==== Texto de estudo
Empresas chinesas de equipamentos elétricos estão intensificando sua presença no Brasil para competir no mercado de baterias, à medida que o país se prepara para sistemas de armazenamento em grande escala. Um leilão governamental previsto para este ano deve atrair investimentos bilionários, com foco em 2 GW de capacidade. Fabricantes como Sungrow e Huawei já remodelaram equipes e iniciaram contatos com potenciais clientes.
O Brasil está se preparando para a instalação de sistemas de armazenamento de energia em grande escala, impulsionado por leilões federais e pela demanda de empresas que buscam evitar altos custos de energia noturna. A Absae, associação do setor, projeta investimentos de R$ 45 bilhões até 2030 e R$ 77 bilhões até 2034. O leilão principal, organizado pelo Ministério de Minas e Energia, deve ocorrer possivelmente em abril, com demanda de 2 GW a partir de agosto de 2028, disponíveis por quatro horas diárias, movimentando R$ 13,9 bilhões.
Fabricantes chinesas como Sungrow, BYD, CATL, Huawei, Jinko, JA Solar, TBEA, Risen e Pylontech planejam participar apenas como fornecedoras de sistemas BESS, sem formar consórcios. Até início de fevereiro, a Sungrow contatou 37 empresas interessadas, a Huawei 30 e a TBEA 80. "Nós não participaremos de consórcio e acredito que nenhum fabricante vai, principalmente os chineses. A intenção é fazer parcerias com os players que vão participar do leilão e aí, eles ganhando, entrar com a nossa solução", disse Rodrigo Marchezini, diretor da Risen no Brasil.
A Risen, que vende painéis solares no país desde 2012, entregará seus primeiros sistemas de armazenamento de 20 MWh este mês. Globalmente, possui 6 GWh instalados. A Sungrow, líder mundial com 40 GWh instalados e 10 GWh na América Latina (principalmente no Chile), transferiu funcionários para focar no leilão. "Hoje, o nosso trabalho no Brasil é dar suporte a clientes que podem entrar no leilão; o foco é total nele", afirmou Mauro Basquera, diretor técnico da Sungrow na América Latina.
A Jinko criou uma equipe dedicada a baterias no ano passado, segundo Kaue Oliveira, diretor técnico no Brasil. A Huawei comercializou 400 MWh no país, com 100 MWh instalados, e firmou parceria com a prefeitura de São Paulo para baterias em garagens de 120 ônibus elétricos.
Os sistemas chineses custam US$ 73 por kWh, contra US$ 177 dos europeus e US$ 219 dos americanos, segundo a BloombergNEF. Em fevereiro, o imposto de importação subiu para 20%. "A China é um polo global de manufatura para tecnologias de transição energética, com a maior capacidade de produção e os menores custos", comentou Rafael Rabioglio, chefe da BloombergNEF na América Latina. Competidores incluem brasileiras como WEG e Moura, americanas como GE Vernova e Tesla, e a espanhola Ingeteam.
========
• [Explore o material]:
a – Segundo o texto de estudo, quantas empresas interessadas a TBEA contatou até o início de fevereiro?
b – Resuma o texto de estudo em duas frases.
c – Reproduza o trecho do texto de estudo começando em "A Jinko criou" e indo até "a espanhola Ingeteam.".
Os registros constituem um material independente do texto.
==== Dados para análise
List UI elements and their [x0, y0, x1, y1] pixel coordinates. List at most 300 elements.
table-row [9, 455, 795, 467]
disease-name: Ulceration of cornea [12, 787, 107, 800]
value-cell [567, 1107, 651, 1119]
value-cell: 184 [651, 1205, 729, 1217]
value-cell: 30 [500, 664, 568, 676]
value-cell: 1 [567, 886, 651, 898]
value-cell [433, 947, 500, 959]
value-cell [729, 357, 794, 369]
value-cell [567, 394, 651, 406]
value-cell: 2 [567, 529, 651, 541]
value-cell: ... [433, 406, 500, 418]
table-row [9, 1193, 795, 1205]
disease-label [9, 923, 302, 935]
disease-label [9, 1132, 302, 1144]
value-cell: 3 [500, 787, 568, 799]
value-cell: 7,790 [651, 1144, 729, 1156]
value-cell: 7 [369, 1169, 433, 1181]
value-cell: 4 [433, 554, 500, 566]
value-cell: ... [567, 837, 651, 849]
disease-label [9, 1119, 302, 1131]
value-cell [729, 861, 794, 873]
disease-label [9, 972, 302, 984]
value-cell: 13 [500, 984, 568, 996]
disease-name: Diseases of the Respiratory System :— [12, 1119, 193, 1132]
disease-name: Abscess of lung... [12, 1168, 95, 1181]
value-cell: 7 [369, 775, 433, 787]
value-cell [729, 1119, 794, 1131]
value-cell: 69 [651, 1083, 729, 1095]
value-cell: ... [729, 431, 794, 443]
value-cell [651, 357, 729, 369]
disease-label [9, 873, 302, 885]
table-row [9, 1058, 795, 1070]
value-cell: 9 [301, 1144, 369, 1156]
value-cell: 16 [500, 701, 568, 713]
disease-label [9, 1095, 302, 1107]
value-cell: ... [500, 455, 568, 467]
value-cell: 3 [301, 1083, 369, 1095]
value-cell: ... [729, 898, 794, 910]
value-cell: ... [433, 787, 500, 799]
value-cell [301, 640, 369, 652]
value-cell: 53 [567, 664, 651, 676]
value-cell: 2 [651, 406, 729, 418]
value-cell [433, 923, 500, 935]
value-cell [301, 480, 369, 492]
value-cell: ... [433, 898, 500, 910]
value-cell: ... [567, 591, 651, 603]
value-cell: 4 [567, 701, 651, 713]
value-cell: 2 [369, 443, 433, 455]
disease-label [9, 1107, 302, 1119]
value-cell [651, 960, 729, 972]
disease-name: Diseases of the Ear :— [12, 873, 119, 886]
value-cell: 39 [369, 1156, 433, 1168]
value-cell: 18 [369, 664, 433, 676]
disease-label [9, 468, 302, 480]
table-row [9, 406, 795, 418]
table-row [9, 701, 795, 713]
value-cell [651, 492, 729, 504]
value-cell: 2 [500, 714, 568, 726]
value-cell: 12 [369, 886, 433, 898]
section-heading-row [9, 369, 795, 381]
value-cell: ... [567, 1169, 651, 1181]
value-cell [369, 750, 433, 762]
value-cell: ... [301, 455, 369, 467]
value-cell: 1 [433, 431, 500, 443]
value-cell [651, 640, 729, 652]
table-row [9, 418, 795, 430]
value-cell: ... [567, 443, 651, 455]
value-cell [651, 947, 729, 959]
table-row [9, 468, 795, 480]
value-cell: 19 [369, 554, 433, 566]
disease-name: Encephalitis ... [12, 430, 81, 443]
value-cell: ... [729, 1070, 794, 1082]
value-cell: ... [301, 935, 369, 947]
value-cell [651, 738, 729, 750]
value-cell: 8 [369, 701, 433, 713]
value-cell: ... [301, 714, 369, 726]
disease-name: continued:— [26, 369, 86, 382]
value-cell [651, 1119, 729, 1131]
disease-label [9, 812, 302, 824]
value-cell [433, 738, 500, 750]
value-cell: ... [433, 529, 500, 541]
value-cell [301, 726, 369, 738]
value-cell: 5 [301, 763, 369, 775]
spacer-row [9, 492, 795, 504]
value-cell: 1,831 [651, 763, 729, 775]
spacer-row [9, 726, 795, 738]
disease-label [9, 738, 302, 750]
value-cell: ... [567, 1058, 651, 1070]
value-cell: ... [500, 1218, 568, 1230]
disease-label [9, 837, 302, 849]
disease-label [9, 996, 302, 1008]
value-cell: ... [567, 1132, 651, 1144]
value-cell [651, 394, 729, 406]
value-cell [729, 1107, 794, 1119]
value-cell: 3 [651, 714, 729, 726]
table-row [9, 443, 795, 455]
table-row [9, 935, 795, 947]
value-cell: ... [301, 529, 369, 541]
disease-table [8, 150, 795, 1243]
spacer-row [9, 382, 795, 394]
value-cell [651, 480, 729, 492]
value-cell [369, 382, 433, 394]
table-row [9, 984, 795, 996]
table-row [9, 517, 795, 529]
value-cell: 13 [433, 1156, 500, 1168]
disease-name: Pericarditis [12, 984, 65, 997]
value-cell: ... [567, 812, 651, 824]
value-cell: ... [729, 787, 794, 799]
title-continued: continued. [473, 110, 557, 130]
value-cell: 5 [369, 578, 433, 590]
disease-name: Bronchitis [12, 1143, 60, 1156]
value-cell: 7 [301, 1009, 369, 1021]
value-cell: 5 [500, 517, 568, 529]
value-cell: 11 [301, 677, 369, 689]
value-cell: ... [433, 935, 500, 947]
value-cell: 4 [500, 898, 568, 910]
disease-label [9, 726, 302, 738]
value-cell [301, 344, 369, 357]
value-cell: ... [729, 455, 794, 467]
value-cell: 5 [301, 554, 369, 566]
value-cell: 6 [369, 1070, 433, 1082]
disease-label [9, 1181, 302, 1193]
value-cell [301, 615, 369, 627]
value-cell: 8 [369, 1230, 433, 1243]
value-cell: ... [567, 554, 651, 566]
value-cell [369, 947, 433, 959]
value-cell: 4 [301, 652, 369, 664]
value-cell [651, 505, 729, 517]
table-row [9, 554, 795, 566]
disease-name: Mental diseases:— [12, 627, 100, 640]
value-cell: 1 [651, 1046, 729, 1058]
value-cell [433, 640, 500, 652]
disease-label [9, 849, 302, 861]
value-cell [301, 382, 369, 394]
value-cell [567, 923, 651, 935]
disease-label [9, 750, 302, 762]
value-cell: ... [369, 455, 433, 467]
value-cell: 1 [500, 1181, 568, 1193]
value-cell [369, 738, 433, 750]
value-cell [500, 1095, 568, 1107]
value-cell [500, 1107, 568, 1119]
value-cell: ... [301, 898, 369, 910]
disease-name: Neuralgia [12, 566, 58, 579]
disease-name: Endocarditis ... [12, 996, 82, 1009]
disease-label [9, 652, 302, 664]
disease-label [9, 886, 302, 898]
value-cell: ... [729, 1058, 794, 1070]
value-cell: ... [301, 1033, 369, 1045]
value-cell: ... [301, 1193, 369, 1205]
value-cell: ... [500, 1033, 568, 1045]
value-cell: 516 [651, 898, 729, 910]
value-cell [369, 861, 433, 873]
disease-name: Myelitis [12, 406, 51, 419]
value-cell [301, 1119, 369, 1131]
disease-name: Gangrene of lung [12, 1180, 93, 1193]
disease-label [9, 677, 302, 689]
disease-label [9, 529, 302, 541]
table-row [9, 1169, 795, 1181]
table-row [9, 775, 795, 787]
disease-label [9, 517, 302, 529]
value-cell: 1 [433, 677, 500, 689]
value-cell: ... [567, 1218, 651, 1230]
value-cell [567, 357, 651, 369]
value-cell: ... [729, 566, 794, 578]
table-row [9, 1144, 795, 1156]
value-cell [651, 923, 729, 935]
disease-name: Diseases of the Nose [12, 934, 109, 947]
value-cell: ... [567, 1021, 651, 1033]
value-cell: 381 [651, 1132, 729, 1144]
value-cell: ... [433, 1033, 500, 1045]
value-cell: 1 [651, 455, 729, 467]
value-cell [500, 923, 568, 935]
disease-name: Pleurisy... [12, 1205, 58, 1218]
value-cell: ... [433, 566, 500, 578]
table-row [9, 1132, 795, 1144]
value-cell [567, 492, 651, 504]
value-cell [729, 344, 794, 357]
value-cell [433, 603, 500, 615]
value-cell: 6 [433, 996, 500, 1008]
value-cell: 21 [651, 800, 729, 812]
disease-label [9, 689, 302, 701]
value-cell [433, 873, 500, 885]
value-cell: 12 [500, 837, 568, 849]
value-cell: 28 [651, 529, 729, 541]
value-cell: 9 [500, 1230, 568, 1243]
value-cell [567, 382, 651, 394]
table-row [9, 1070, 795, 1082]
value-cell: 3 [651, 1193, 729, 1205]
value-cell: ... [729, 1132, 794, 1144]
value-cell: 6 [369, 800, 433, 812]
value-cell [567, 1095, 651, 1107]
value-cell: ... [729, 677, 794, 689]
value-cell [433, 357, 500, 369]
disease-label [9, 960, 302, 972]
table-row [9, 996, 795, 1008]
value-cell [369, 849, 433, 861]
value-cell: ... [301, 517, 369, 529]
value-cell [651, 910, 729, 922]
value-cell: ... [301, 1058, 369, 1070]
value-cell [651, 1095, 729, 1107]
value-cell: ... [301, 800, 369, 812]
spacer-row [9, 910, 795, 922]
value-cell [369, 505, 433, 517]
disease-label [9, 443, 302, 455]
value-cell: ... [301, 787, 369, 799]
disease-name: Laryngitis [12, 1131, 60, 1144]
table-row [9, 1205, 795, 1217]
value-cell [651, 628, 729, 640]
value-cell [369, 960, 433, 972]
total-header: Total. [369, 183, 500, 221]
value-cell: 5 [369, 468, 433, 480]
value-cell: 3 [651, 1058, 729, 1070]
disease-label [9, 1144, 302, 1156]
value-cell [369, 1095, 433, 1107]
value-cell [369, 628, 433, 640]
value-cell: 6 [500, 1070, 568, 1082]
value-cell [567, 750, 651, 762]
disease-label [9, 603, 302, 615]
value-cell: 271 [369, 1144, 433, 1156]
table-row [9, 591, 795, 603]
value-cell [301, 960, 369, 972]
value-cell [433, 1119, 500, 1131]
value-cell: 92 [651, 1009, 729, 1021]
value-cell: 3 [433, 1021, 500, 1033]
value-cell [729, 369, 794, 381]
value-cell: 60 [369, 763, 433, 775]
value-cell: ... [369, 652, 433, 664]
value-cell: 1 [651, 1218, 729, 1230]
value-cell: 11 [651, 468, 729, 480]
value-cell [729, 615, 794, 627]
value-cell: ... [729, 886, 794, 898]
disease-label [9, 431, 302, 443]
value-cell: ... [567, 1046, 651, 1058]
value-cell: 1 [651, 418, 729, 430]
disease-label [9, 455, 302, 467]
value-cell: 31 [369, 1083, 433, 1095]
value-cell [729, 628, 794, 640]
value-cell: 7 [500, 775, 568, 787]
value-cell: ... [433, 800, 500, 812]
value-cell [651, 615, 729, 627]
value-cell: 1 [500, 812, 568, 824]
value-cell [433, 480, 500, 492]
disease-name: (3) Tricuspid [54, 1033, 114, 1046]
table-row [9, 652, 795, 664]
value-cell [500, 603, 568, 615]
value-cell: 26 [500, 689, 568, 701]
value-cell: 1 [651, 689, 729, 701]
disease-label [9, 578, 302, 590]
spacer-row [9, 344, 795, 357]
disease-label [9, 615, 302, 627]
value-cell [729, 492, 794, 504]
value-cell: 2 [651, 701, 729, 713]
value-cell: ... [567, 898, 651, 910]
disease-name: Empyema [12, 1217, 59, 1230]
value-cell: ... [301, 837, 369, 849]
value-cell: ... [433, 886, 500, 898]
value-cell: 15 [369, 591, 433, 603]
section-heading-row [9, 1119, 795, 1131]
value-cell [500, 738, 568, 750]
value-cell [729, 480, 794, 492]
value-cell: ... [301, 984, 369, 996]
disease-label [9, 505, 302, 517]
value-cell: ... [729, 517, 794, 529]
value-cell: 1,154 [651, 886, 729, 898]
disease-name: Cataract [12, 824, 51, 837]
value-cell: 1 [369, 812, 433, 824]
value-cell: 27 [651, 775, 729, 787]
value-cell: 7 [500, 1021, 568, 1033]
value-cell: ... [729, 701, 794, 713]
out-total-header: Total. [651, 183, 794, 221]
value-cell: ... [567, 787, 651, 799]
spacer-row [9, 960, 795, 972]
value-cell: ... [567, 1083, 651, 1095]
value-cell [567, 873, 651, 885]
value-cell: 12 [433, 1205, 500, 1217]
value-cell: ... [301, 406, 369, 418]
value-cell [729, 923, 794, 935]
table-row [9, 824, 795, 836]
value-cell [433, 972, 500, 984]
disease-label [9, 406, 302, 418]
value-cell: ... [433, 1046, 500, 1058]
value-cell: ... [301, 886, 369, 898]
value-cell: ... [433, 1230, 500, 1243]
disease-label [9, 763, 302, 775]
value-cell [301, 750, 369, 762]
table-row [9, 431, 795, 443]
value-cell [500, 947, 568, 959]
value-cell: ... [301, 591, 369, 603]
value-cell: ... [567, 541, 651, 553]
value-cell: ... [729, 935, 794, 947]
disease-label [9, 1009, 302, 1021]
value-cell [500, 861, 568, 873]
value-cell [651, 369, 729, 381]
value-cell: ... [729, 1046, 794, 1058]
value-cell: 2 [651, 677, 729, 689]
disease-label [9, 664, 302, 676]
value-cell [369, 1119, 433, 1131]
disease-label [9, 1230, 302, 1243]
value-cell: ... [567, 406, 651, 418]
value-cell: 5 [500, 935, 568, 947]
========
• [Respostas em ordem]:
a – A TBEA contatou 80 empresas.

b – Fabricantes chinesas de equipamentos elétricos, como Sungrow e Huawei, estão intensificando sua presença no Brasil para competir no mercado de baterias, que se prepara para um leilão governamental com foco em 2 GW de capacidade. Essas empresas pretendem participar apenas como fornecedoras de sistemas BESS, sem formar consórcios, e seus sistemas custam bem menos que os europeus e americanos, segundo a BloombergNEF.

c –
A Jinko criou uma equipe dedicada a baterias no ano passado, segundo Kaue Oliveira, diretor técnico no Brasil. A Huawei comercializou 400 MWh no país, com 100 MWh instalados, e firmou parceria com a prefeitura de São Paulo para baterias em garagens de 120 ônibus elétricos.
Os sistemas chineses custam US$ 73 por kWh, contra US$ 177 dos europeus e US$ 219 dos americanos, segundo a BloombergNEF. Em fevereiro, o imposto de importação subiu para 20%. "A China é um polo global de manufatura para tecnologias de transição energética, com a maior capacidade de produção e os menores custos", comentou Rafael Rabioglio, chefe da BloombergNEF na América Latina. Competidores incluem brasileiras como WEG e Moura, americanas como GE Vernova e Tesla, e a espanhola Ingeteam.